▶ _REQUIRED WORK_:
Write out every line of the listing below, character for character, with nothing changed.

-- BEGIN --

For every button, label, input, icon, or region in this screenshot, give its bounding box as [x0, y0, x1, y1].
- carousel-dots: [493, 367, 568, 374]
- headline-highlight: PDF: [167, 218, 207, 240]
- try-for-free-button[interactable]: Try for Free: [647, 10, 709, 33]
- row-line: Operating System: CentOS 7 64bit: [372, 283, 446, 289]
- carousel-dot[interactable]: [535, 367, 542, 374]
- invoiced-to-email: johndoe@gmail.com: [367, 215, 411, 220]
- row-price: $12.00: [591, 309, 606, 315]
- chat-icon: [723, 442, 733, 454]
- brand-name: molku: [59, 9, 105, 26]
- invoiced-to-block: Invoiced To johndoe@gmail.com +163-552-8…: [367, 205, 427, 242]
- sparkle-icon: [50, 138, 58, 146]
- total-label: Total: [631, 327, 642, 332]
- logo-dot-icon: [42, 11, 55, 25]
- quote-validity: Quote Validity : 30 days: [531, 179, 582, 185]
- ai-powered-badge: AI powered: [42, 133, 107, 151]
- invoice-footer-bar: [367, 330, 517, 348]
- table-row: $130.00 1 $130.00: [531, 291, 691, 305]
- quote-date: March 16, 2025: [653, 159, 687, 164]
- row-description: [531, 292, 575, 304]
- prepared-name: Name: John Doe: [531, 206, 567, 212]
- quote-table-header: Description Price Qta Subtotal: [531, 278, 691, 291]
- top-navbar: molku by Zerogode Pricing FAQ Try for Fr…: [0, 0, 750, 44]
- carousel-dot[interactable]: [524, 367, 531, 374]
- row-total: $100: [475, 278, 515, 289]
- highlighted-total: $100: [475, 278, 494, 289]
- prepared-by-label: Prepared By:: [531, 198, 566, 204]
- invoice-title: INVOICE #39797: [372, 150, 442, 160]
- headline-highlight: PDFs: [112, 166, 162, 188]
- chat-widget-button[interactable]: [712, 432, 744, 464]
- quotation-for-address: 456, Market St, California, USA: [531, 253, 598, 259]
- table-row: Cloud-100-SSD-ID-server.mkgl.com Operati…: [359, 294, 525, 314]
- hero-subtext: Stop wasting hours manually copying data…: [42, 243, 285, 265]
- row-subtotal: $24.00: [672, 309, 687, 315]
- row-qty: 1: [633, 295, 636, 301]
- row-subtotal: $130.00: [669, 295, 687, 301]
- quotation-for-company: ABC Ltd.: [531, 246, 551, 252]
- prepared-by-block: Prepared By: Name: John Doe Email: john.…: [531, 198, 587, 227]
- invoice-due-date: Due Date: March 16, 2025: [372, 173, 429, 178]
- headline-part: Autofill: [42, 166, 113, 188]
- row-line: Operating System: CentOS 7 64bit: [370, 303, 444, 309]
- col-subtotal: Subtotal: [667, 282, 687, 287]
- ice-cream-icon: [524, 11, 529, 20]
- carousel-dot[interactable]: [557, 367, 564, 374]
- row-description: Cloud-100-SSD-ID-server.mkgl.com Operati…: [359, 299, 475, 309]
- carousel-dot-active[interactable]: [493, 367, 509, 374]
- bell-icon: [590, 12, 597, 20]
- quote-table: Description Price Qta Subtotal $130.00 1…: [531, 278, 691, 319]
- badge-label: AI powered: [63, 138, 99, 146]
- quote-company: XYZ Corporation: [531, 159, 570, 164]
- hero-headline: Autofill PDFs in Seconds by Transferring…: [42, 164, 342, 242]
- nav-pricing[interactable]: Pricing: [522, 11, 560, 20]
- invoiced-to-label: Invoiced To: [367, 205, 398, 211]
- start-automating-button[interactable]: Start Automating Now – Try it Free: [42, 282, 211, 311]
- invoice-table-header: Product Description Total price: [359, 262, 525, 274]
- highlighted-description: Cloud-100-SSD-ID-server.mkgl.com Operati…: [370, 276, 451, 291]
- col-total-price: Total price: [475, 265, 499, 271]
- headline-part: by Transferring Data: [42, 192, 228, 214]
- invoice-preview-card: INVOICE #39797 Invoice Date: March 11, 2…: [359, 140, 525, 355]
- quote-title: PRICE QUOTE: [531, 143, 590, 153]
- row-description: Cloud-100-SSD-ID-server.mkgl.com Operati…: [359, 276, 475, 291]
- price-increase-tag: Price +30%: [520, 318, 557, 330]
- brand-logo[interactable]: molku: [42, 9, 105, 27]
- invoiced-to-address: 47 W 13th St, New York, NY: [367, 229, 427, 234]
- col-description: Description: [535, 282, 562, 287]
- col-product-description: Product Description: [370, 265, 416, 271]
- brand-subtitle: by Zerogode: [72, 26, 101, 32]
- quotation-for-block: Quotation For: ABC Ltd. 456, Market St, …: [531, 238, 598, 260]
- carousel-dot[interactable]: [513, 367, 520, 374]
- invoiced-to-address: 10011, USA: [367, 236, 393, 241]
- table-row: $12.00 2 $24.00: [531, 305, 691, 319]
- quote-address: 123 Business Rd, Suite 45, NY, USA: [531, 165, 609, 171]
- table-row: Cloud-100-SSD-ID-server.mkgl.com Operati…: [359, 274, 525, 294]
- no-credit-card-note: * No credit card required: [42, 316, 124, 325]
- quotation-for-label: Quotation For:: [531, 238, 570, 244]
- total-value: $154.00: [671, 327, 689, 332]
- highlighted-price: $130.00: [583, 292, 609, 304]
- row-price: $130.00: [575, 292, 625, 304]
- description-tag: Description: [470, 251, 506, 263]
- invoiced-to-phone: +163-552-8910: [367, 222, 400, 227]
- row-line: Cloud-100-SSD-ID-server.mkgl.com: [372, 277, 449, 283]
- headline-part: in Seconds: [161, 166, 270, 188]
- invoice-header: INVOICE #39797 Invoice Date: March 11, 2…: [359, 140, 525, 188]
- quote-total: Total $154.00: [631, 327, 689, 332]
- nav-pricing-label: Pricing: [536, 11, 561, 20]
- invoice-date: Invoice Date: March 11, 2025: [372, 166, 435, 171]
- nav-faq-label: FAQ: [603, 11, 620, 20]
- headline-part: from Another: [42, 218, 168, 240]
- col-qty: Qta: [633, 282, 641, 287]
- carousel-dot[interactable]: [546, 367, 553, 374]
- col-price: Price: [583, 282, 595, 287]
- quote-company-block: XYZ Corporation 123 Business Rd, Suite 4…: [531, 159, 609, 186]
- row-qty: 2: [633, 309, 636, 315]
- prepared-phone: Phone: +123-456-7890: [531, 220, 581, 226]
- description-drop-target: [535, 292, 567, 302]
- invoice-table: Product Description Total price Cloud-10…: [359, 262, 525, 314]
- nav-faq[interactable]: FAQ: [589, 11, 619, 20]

-- END --

▶ _EXERCISE ANSWER_:
For every button, label, input, icon, or region in this screenshot, give its bounding box as [x0, y0, x1, y1].
- carousel-dots: [493, 367, 568, 374]
- headline-highlight: PDF: [167, 218, 207, 240]
- try-for-free-button[interactable]: Try for Free: [647, 10, 709, 33]
- row-line: Operating System: CentOS 7 64bit: [372, 283, 446, 289]
- carousel-dot[interactable]: [535, 367, 542, 374]
- invoiced-to-email: johndoe@gmail.com: [367, 215, 411, 220]
- row-price: $12.00: [591, 309, 606, 315]
- chat-icon: [723, 442, 733, 454]
- brand-name: molku: [59, 9, 105, 26]
- invoiced-to-block: Invoiced To johndoe@gmail.com +163-552-8…: [367, 205, 427, 242]
- sparkle-icon: [50, 138, 58, 146]
- total-label: Total: [631, 327, 642, 332]
- logo-dot-icon: [42, 11, 55, 25]
- quote-validity: Quote Validity : 30 days: [531, 179, 582, 185]
- ai-powered-badge: AI powered: [42, 133, 107, 151]
- invoice-footer-bar: [367, 330, 517, 348]
- table-row: $130.00 1 $130.00: [531, 291, 691, 305]
- quote-date: March 16, 2025: [653, 159, 687, 164]
- row-description: [531, 292, 575, 304]
- prepared-name: Name: John Doe: [531, 206, 567, 212]
- quote-table-header: Description Price Qta Subtotal: [531, 278, 691, 291]
- top-navbar: molku by Zerogode Pricing FAQ Try for Fr…: [0, 0, 750, 44]
- carousel-dot[interactable]: [524, 367, 531, 374]
- row-total: $100: [475, 278, 515, 289]
- highlighted-total: $100: [475, 278, 494, 289]
- prepared-by-label: Prepared By:: [531, 198, 566, 204]
- invoice-title: INVOICE #39797: [372, 150, 442, 160]
- headline-highlight: PDFs: [112, 166, 162, 188]
- chat-widget-button[interactable]: [712, 432, 744, 464]
- quotation-for-address: 456, Market St, California, USA: [531, 253, 598, 259]
- table-row: Cloud-100-SSD-ID-server.mkgl.com Operati…: [359, 294, 525, 314]
- hero-subtext: Stop wasting hours manually copying data…: [42, 243, 285, 265]
- row-subtotal: $24.00: [672, 309, 687, 315]
- row-qty: 1: [633, 295, 636, 301]
- row-subtotal: $130.00: [669, 295, 687, 301]
- quotation-for-company: ABC Ltd.: [531, 246, 551, 252]
- prepared-by-block: Prepared By: Name: John Doe Email: john.…: [531, 198, 587, 227]
- invoice-due-date: Due Date: March 16, 2025: [372, 173, 429, 178]
- headline-part: Autofill: [42, 166, 113, 188]
- row-line: Operating System: CentOS 7 64bit: [370, 303, 444, 309]
- col-subtotal: Subtotal: [667, 282, 687, 287]
- ice-cream-icon: [524, 11, 529, 20]
- carousel-dot[interactable]: [557, 367, 564, 374]
- row-description: Cloud-100-SSD-ID-server.mkgl.com Operati…: [359, 299, 475, 309]
- carousel-dot-active[interactable]: [493, 367, 509, 374]
- bell-icon: [590, 12, 597, 20]
- quote-table: Description Price Qta Subtotal $130.00 1…: [531, 278, 691, 319]
- badge-label: AI powered: [63, 138, 99, 146]
- quote-company: XYZ Corporation: [531, 159, 570, 164]
- hero-headline: Autofill PDFs in Seconds by Transferring…: [42, 164, 342, 242]
- nav-pricing[interactable]: Pricing: [522, 11, 560, 20]
- invoiced-to-label: Invoiced To: [367, 205, 398, 211]
- start-automating-button[interactable]: Start Automating Now – Try it Free: [42, 282, 211, 311]
- invoice-table-header: Product Description Total price: [359, 262, 525, 274]
- highlighted-description: Cloud-100-SSD-ID-server.mkgl.com Operati…: [370, 276, 451, 291]
- col-total-price: Total price: [475, 265, 499, 271]
- headline-part: by Transferring Data: [42, 192, 228, 214]
- invoice-preview-card: INVOICE #39797 Invoice Date: March 11, 2…: [359, 140, 525, 355]
- quote-title: PRICE QUOTE: [531, 143, 590, 153]
- row-description: Cloud-100-SSD-ID-server.mkgl.com Operati…: [359, 276, 475, 291]
- price-increase-tag: Price +30%: [520, 318, 557, 330]
- brand-logo[interactable]: molku: [42, 9, 105, 27]
- invoiced-to-address: 47 W 13th St, New York, NY: [367, 229, 427, 234]
- col-description: Description: [535, 282, 562, 287]
- col-product-description: Product Description: [370, 265, 416, 271]
- brand-subtitle: by Zerogode: [72, 26, 101, 32]
- quotation-for-block: Quotation For: ABC Ltd. 456, Market St, …: [531, 238, 598, 260]
- carousel-dot[interactable]: [513, 367, 520, 374]
- invoiced-to-address: 10011, USA: [367, 236, 393, 241]
- table-row: $12.00 2 $24.00: [531, 305, 691, 319]
- quote-address: 123 Business Rd, Suite 45, NY, USA: [531, 165, 609, 171]
- table-row: Cloud-100-SSD-ID-server.mkgl.com Operati…: [359, 274, 525, 294]
- no-credit-card-note: * No credit card required: [42, 316, 124, 325]
- quotation-for-label: Quotation For:: [531, 238, 570, 244]
- total-value: $154.00: [671, 327, 689, 332]
- highlighted-price: $130.00: [583, 292, 609, 304]
- row-price: $130.00: [575, 292, 625, 304]
- description-tag: Description: [470, 251, 506, 263]
- invoiced-to-phone: +163-552-8910: [367, 222, 400, 227]
- row-line: Cloud-100-SSD-ID-server.mkgl.com: [372, 277, 449, 283]
- headline-part: in Seconds: [161, 166, 270, 188]
- invoice-header: INVOICE #39797 Invoice Date: March 11, 2…: [359, 140, 525, 188]
- quote-total: Total $154.00: [631, 327, 689, 332]
- nav-pricing-label: Pricing: [536, 11, 561, 20]
- invoice-date: Invoice Date: March 11, 2025: [372, 166, 435, 171]
- nav-faq-label: FAQ: [603, 11, 620, 20]
- headline-part: from Another: [42, 218, 168, 240]
- col-qty: Qta: [633, 282, 641, 287]
- carousel-dot[interactable]: [546, 367, 553, 374]
- col-price: Price: [583, 282, 595, 287]
- quote-company-block: XYZ Corporation 123 Business Rd, Suite 4…: [531, 159, 609, 186]
- row-qty: 2: [633, 309, 636, 315]
- prepared-phone: Phone: +123-456-7890: [531, 220, 581, 226]
- description-drop-target: [535, 292, 567, 302]
- invoice-table: Product Description Total price Cloud-10…: [359, 262, 525, 314]
- nav-faq[interactable]: FAQ: [589, 11, 619, 20]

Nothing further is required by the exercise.